◆ **AVAILABLE DATA**

•••••

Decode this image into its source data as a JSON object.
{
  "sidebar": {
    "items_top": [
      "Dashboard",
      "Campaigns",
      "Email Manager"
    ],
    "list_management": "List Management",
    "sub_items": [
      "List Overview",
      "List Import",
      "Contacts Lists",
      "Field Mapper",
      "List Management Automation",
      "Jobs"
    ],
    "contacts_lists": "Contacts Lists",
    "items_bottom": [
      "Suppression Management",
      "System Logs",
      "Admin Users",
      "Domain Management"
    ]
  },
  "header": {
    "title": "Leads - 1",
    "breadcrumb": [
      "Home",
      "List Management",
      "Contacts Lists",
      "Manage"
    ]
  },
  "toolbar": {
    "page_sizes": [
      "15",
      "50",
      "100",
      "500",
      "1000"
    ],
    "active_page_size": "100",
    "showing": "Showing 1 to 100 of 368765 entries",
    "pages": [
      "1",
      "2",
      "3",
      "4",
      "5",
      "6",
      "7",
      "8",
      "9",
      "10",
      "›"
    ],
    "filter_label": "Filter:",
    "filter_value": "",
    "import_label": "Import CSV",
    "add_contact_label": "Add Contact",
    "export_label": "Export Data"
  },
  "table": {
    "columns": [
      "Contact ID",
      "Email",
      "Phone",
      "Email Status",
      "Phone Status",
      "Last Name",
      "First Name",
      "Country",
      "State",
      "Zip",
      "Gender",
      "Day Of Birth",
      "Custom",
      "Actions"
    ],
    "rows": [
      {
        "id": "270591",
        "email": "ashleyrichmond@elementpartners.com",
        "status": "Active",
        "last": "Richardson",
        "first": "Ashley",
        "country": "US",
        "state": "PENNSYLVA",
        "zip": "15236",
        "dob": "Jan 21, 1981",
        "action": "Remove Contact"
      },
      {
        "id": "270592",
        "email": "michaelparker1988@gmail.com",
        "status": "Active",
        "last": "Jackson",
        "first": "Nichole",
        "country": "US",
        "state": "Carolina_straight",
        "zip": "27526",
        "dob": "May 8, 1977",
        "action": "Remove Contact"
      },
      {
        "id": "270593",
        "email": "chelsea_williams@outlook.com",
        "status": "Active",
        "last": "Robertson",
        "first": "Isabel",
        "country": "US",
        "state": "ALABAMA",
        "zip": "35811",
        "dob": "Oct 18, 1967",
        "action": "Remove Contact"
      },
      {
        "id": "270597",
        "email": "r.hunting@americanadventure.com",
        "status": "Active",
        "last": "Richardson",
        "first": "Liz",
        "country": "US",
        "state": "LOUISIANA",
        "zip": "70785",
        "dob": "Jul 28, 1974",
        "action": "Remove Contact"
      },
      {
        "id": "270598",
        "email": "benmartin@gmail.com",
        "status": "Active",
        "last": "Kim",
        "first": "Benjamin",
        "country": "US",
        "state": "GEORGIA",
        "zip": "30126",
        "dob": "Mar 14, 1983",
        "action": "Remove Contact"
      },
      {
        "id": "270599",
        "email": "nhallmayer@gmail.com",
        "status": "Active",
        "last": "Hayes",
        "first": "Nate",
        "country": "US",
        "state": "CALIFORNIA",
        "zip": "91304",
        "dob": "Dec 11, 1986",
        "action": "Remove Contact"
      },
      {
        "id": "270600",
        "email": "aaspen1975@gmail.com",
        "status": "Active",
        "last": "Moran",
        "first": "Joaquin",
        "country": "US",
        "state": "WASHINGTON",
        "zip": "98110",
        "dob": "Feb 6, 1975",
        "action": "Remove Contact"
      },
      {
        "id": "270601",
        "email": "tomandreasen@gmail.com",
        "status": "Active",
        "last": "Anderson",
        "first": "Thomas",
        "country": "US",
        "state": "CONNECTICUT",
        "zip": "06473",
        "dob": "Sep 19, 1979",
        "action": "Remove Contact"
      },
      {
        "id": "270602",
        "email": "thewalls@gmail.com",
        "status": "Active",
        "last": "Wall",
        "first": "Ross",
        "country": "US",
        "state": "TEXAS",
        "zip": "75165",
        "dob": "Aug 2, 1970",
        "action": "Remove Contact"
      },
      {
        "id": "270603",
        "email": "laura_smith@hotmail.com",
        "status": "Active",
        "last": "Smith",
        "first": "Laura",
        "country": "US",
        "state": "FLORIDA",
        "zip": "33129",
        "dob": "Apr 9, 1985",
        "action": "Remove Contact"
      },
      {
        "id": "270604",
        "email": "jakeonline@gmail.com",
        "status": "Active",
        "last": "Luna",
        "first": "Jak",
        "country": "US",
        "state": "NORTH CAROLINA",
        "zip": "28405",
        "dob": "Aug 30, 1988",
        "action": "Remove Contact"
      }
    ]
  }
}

•••••

Write out the material from the first line to the last, exactly.

◆ **ANSWER**
Decode this image into its source data as a JSON object.
{
  "sidebar": {
    "items_top": [
      "Dashboard",
      "Campaigns",
      "Email Manager"
    ],
    "list_management": "List Management",
    "sub_items": [
      "List Overview",
      "List Import",
      "Contacts Lists",
      "Field Mapper",
      "List Management Automation",
      "Jobs"
    ],
    "contacts_lists": "Contacts Lists",
    "items_bottom": [
      "Suppression Management",
      "System Logs",
      "Admin Users",
      "Domain Management"
    ]
  },
  "header": {
    "title": "Leads - 1",
    "breadcrumb": [
      "Home",
      "List Management",
      "Contacts Lists",
      "Manage"
    ]
  },
  "toolbar": {
    "page_sizes": [
      "15",
      "50",
      "100",
      "500",
      "1000"
    ],
    "active_page_size": "100",
    "showing": "Showing 1 to 100 of 368765 entries",
    "pages": [
      "1",
      "2",
      "3",
      "4",
      "5",
      "6",
      "7",
      "8",
      "9",
      "10",
      "›"
    ],
    "filter_label": "Filter:",
    "filter_value": "",
    "import_label": "Import CSV",
    "add_contact_label": "Add Contact",
    "export_label": "Export Data"
  },
  "table": {
    "columns": [
      "Contact ID",
      "Email",
      "Phone",
      "Email Status",
      "Phone Status",
      "Last Name",
      "First Name",
      "Country",
      "State",
      "Zip",
      "Gender",
      "Day Of Birth",
      "Custom",
      "Actions"
    ],
    "rows": [
      {
        "id": "270591",
        "email": "ashleyrichmond@elementpartners.com",
        "status": "Active",
        "last": "Richardson",
        "first": "Ashley",
        "country": "US",
        "state": "PENNSYLVA",
        "zip": "15236",
        "dob": "Jan 21, 1981",
        "action": "Remove Contact"
      },
      {
        "id": "270592",
        "email": "michaelparker1988@gmail.com",
        "status": "Active",
        "last": "Jackson",
        "first": "Nichole",
        "country": "US",
        "state": "Carolina_straight",
        "zip": "27526",
        "dob": "May 8, 1977",
        "action": "Remove Contact"
      },
      {
        "id": "270593",
        "email": "chelsea_williams@outlook.com",
        "status": "Active",
        "last": "Robertson",
        "first": "Isabel",
        "country": "US",
        "state": "ALABAMA",
        "zip": "35811",
        "dob": "Oct 18, 1967",
        "action": "Remove Contact"
      },
      {
        "id": "270597",
        "email": "r.hunting@americanadventure.com",
        "status": "Active",
        "last": "Richardson",
        "first": "Liz",
        "country": "US",
        "state": "LOUISIANA",
        "zip": "70785",
        "dob": "Jul 28, 1974",
        "action": "Remove Contact"
      },
      {
        "id": "270598",
        "email": "benmartin@gmail.com",
        "status": "Active",
        "last": "Kim",
        "first": "Benjamin",
        "country": "US",
        "state": "GEORGIA",
        "zip": "30126",
        "dob": "Mar 14, 1983",
        "action": "Remove Contact"
      },
      {
        "id": "270599",
        "email": "nhallmayer@gmail.com",
        "status": "Active",
        "last": "Hayes",
        "first": "Nate",
        "country": "US",
        "state": "CALIFORNIA",
        "zip": "91304",
        "dob": "Dec 11, 1986",
        "action": "Remove Contact"
      },
      {
        "id": "270600",
        "email": "aaspen1975@gmail.com",
        "status": "Active",
        "last": "Moran",
        "first": "Joaquin",
        "country": "US",
        "state": "WASHINGTON",
        "zip": "98110",
        "dob": "Feb 6, 1975",
        "action": "Remove Contact"
      },
      {
        "id": "270601",
        "email": "tomandreasen@gmail.com",
        "status": "Active",
        "last": "Anderson",
        "first": "Thomas",
        "country": "US",
        "state": "CONNECTICUT",
        "zip": "06473",
        "dob": "Sep 19, 1979",
        "action": "Remove Contact"
      },
      {
        "id": "270602",
        "email": "thewalls@gmail.com",
        "status": "Active",
        "last": "Wall",
        "first": "Ross",
        "country": "US",
        "state": "TEXAS",
        "zip": "75165",
        "dob": "Aug 2, 1970",
        "action": "Remove Contact"
      },
      {
        "id": "270603",
        "email": "laura_smith@hotmail.com",
        "status": "Active",
        "last": "Smith",
        "first": "Laura",
        "country": "US",
        "state": "FLORIDA",
        "zip": "33129",
        "dob": "Apr 9, 1985",
        "action": "Remove Contact"
      },
      {
        "id": "270604",
        "email": "jakeonline@gmail.com",
        "status": "Active",
        "last": "Luna",
        "first": "Jak",
        "country": "US",
        "state": "NORTH CAROLINA",
        "zip": "28405",
        "dob": "Aug 30, 1988",
        "action": "Remove Contact"
      }
    ]
  }
}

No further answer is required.